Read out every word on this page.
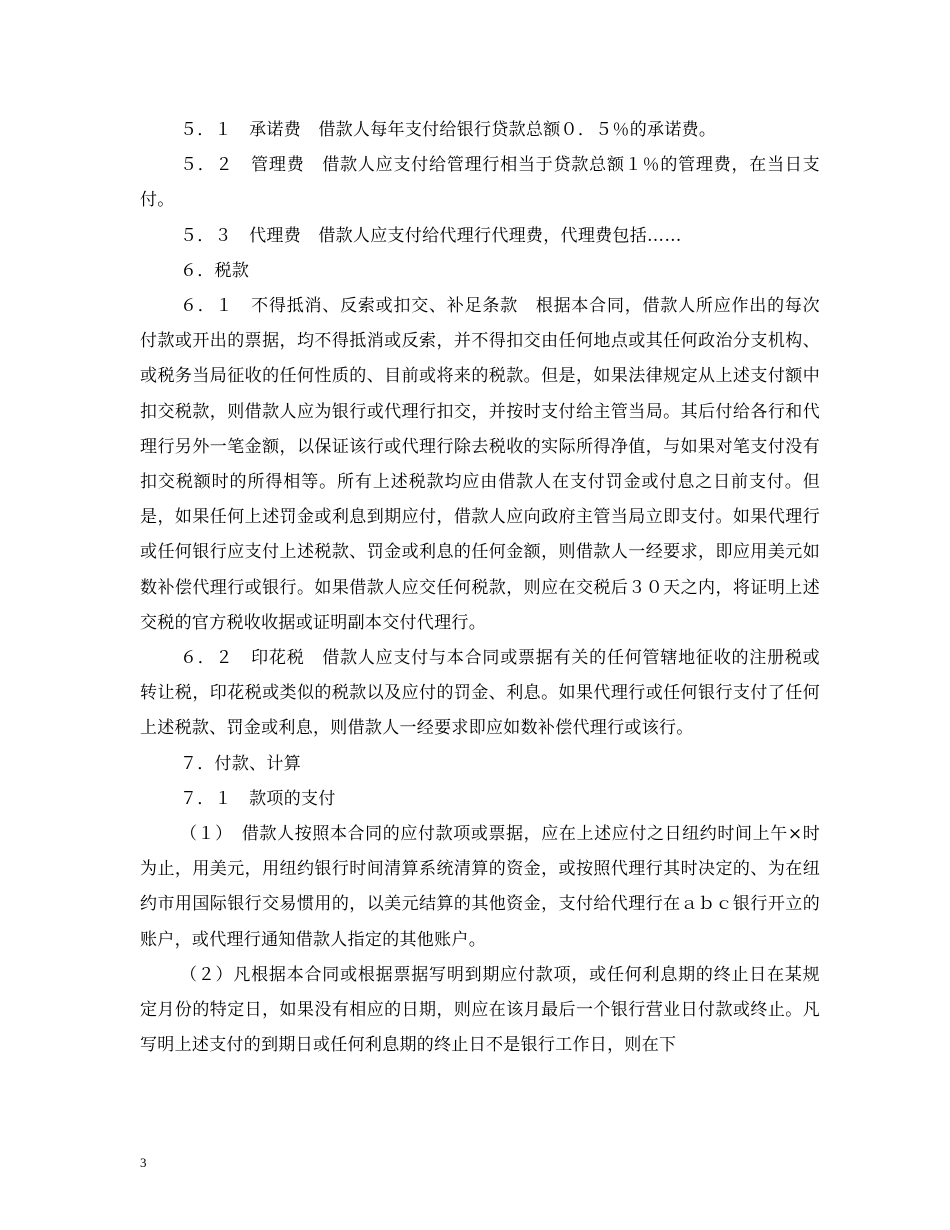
５．１　承诺费　借款人每年支付给银行贷款总额０．５％的承诺费。

５．２　管理费　借款人应支付给管理行相当于贷款总额１％的管理费，在当日支付。

５．３　代理费　借款人应支付给代理行代理费，代理费包括……

６．税款

６．１　不得抵消、反索或扣交、补足条款　根据本合同，借款人所应作出的每次付款或开出的票据，均不得抵消或反索，并不得扣交由任何地点或其任何政治分支机构、或税务当局征收的任何性质的、目前或将来的税款。但是，如果法律规定从上述支付额中扣交税款，则借款人应为银行或代理行扣交，并按时支付给主管当局。其后付给各行和代理行另外一笔金额，以保证该行或代理行除去税收的实际所得净值，与如果对笔支付没有扣交税额时的所得相等。所有上述税款均应由借款人在支付罚金或付息之日前支付。但是，如果任何上述罚金或利息到期应付，借款人应向政府主管当局立即支付。如果代理行或任何银行应支付上述税款、罚金或利息的任何金额，则借款人一经要求，即应用美元如数补偿代理行或银行。如果借款人应交任何税款，则应在交税后３０天之内，将证明上述交税的官方税收收据或证明副本交付代理行。

６．２　印花税　借款人应支付与本合同或票据有关的任何管辖地征收的注册税或转让税，印花税或类似的税款以及应付的罚金、利息。如果代理行或任何银行支付了任何上述税款、罚金或利息，则借款人一经要求即应如数补偿代理行或该行。

７．付款、计算

７．１　款项的支付

（１）　借款人按照本合同的应付款项或票据，应在上述应付之日纽约时间上午×时为止，用美元，用纽约银行时间清算系统清算的资金，或按照代理行其时决定的、为在纽约市用国际银行交易惯用的，以美元结算的其他资金，支付给代理行在ａｂｃ银行开立的账户，或代理行通知借款人指定的其他账户。

（２）凡根据本合同或根据票据写明到期应付款项，或任何利息期的终止日在某规定月份的特定日，如果没有相应的日期，则应在该月最后一个银行营业日付款或终止。凡写明上述支付的到期日或任何利息期的终止日不是银行工作日，则在下

3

> [Given exercise]
Make an exact copy of the whole listing, but don't bring over any pictures.

> [Exercise solution]
Read out every word on this page.
５．１　承诺费　借款人每年支付给银行贷款总额０．５％的承诺费。

５．２　管理费　借款人应支付给管理行相当于贷款总额１％的管理费，在当日支付。

５．３　代理费　借款人应支付给代理行代理费，代理费包括……

６．税款

６．１　不得抵消、反索或扣交、补足条款　根据本合同，借款人所应作出的每次付款或开出的票据，均不得抵消或反索，并不得扣交由任何地点或其任何政治分支机构、或税务当局征收的任何性质的、目前或将来的税款。但是，如果法律规定从上述支付额中扣交税款，则借款人应为银行或代理行扣交，并按时支付给主管当局。其后付给各行和代理行另外一笔金额，以保证该行或代理行除去税收的实际所得净值，与如果对笔支付没有扣交税额时的所得相等。所有上述税款均应由借款人在支付罚金或付息之日前支付。但是，如果任何上述罚金或利息到期应付，借款人应向政府主管当局立即支付。如果代理行或任何银行应支付上述税款、罚金或利息的任何金额，则借款人一经要求，即应用美元如数补偿代理行或银行。如果借款人应交任何税款，则应在交税后３０天之内，将证明上述交税的官方税收收据或证明副本交付代理行。

６．２　印花税　借款人应支付与本合同或票据有关的任何管辖地征收的注册税或转让税，印花税或类似的税款以及应付的罚金、利息。如果代理行或任何银行支付了任何上述税款、罚金或利息，则借款人一经要求即应如数补偿代理行或该行。

７．付款、计算

７．１　款项的支付

（１）　借款人按照本合同的应付款项或票据，应在上述应付之日纽约时间上午×时为止，用美元，用纽约银行时间清算系统清算的资金，或按照代理行其时决定的、为在纽约市用国际银行交易惯用的，以美元结算的其他资金，支付给代理行在ａｂｃ银行开立的账户，或代理行通知借款人指定的其他账户。

（２）凡根据本合同或根据票据写明到期应付款项，或任何利息期的终止日在某规定月份的特定日，如果没有相应的日期，则应在该月最后一个银行营业日付款或终止。凡写明上述支付的到期日或任何利息期的终止日不是银行工作日，则在下

3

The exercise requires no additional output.